[TASK PROMPT] Omit all images. Write out the rest of the material exactly.
---------- RECORD EXCERPTS ----------
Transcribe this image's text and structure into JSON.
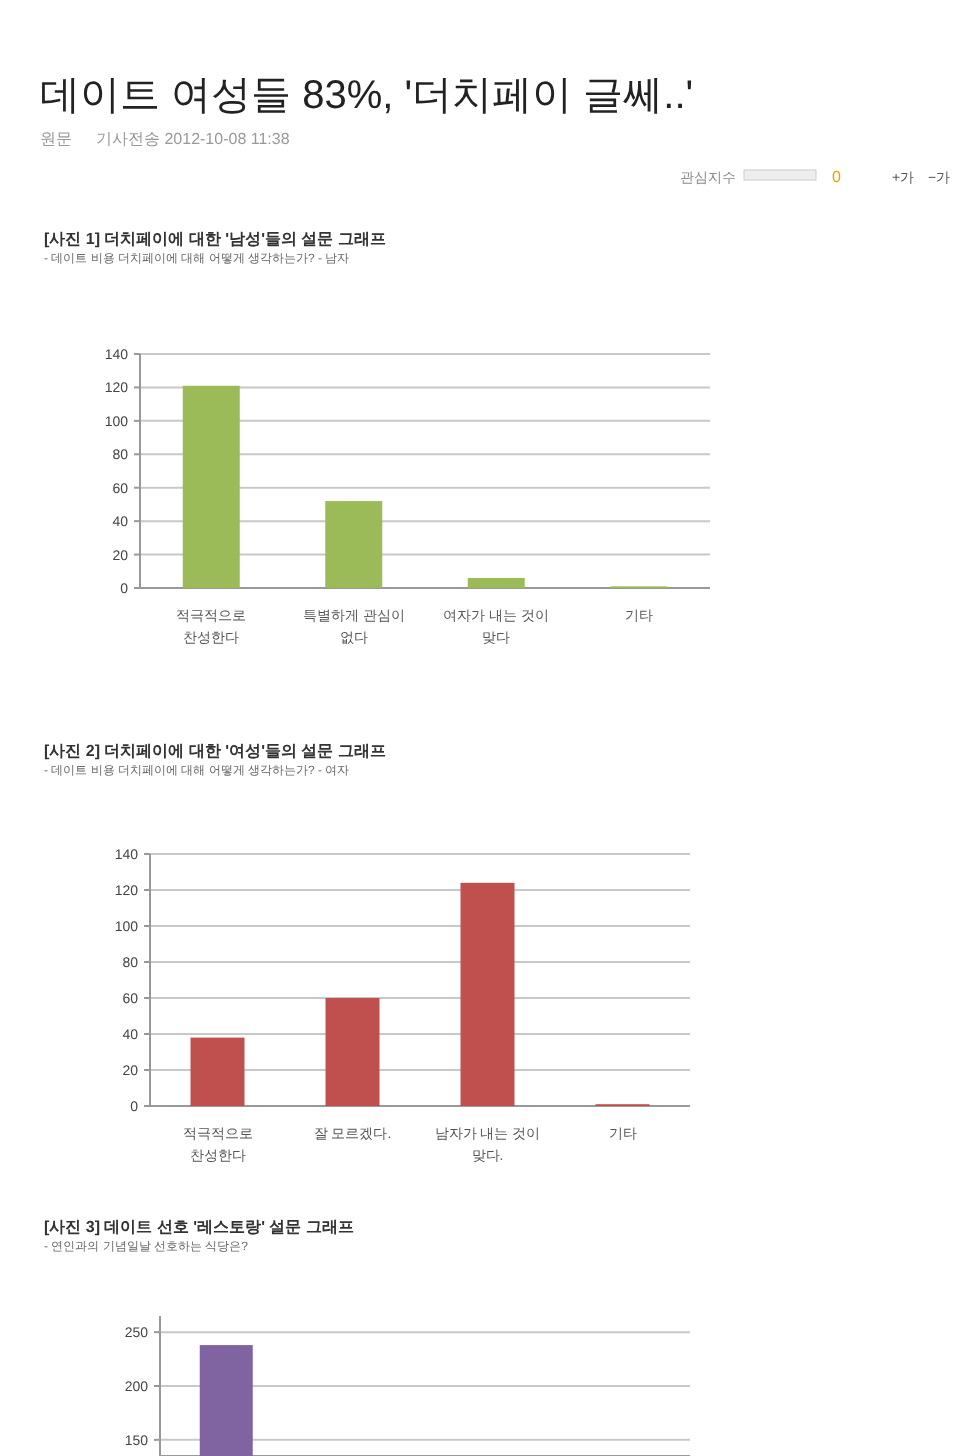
{
  "chart_data": [
    {
      "type": "other",
      "title": "데이트 여성들 83%, '더치페이 글쎄..'",
      "annotations": [
        "원문",
        "기사전송 2012-10-08 11:38",
        "관심지수",
        "0",
        "+가",
        "−가"
      ]
    },
    {
      "type": "bar",
      "title": "[사진 1] 더치페이에 대한 '남성'들의 설문 그래프",
      "subtitle": "- 데이트 비용 더치페이에 대해 어떻게 생각하는가? - 남자",
      "categories": [
        "적극적으로 찬성한다",
        "특별하게 관심이 없다",
        "여자가 내는 것이 맞다",
        "기타"
      ],
      "values": [
        121,
        52,
        6,
        1
      ],
      "color": "#9bbb59",
      "ylim": [
        0,
        140
      ],
      "yticks": [
        0,
        20,
        40,
        60,
        80,
        100,
        120,
        140
      ],
      "grid": "y"
    },
    {
      "type": "bar",
      "title": "[사진 2] 더치페이에 대한 '여성'들의 설문 그래프",
      "subtitle": "- 데이트 비용 더치페이에 대해 어떻게 생각하는가? - 여자",
      "categories": [
        "적극적으로 찬성한다",
        "잘 모르겠다.",
        "남자가 내는 것이 맞다.",
        "기타"
      ],
      "values": [
        38,
        60,
        124,
        1
      ],
      "color": "#c0504d",
      "ylim": [
        0,
        140
      ],
      "yticks": [
        0,
        20,
        40,
        60,
        80,
        100,
        120,
        140
      ],
      "grid": "y"
    },
    {
      "type": "bar",
      "title": "[사진 3] 데이트 선호 '레스토랑' 설문 그래프",
      "subtitle": "- 연인과의 기념일날 선호하는 식당은?",
      "categories": [
        null,
        null,
        null,
        null
      ],
      "values": [
        238,
        null,
        null,
        null
      ],
      "color": "#8064a2",
      "ylim": [
        135,
        265
      ],
      "yticks": [
        150,
        200,
        250
      ],
      "grid": "y"
    }
  ]
}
----------
[EXERCISE RESPONSE]
Transcribe this image's text and structure into JSON.
{
  "chart_data": [
    {
      "type": "other",
      "title": "데이트 여성들 83%, '더치페이 글쎄..'",
      "annotations": [
        "원문",
        "기사전송 2012-10-08 11:38",
        "관심지수",
        "0",
        "+가",
        "−가"
      ]
    },
    {
      "type": "bar",
      "title": "[사진 1] 더치페이에 대한 '남성'들의 설문 그래프",
      "subtitle": "- 데이트 비용 더치페이에 대해 어떻게 생각하는가? - 남자",
      "categories": [
        "적극적으로 찬성한다",
        "특별하게 관심이 없다",
        "여자가 내는 것이 맞다",
        "기타"
      ],
      "values": [
        121,
        52,
        6,
        1
      ],
      "color": "#9bbb59",
      "ylim": [
        0,
        140
      ],
      "yticks": [
        0,
        20,
        40,
        60,
        80,
        100,
        120,
        140
      ],
      "grid": "y"
    },
    {
      "type": "bar",
      "title": "[사진 2] 더치페이에 대한 '여성'들의 설문 그래프",
      "subtitle": "- 데이트 비용 더치페이에 대해 어떻게 생각하는가? - 여자",
      "categories": [
        "적극적으로 찬성한다",
        "잘 모르겠다.",
        "남자가 내는 것이 맞다.",
        "기타"
      ],
      "values": [
        38,
        60,
        124,
        1
      ],
      "color": "#c0504d",
      "ylim": [
        0,
        140
      ],
      "yticks": [
        0,
        20,
        40,
        60,
        80,
        100,
        120,
        140
      ],
      "grid": "y"
    },
    {
      "type": "bar",
      "title": "[사진 3] 데이트 선호 '레스토랑' 설문 그래프",
      "subtitle": "- 연인과의 기념일날 선호하는 식당은?",
      "categories": [
        null,
        null,
        null,
        null
      ],
      "values": [
        238,
        null,
        null,
        null
      ],
      "color": "#8064a2",
      "ylim": [
        135,
        265
      ],
      "yticks": [
        150,
        200,
        250
      ],
      "grid": "y"
    }
  ]
}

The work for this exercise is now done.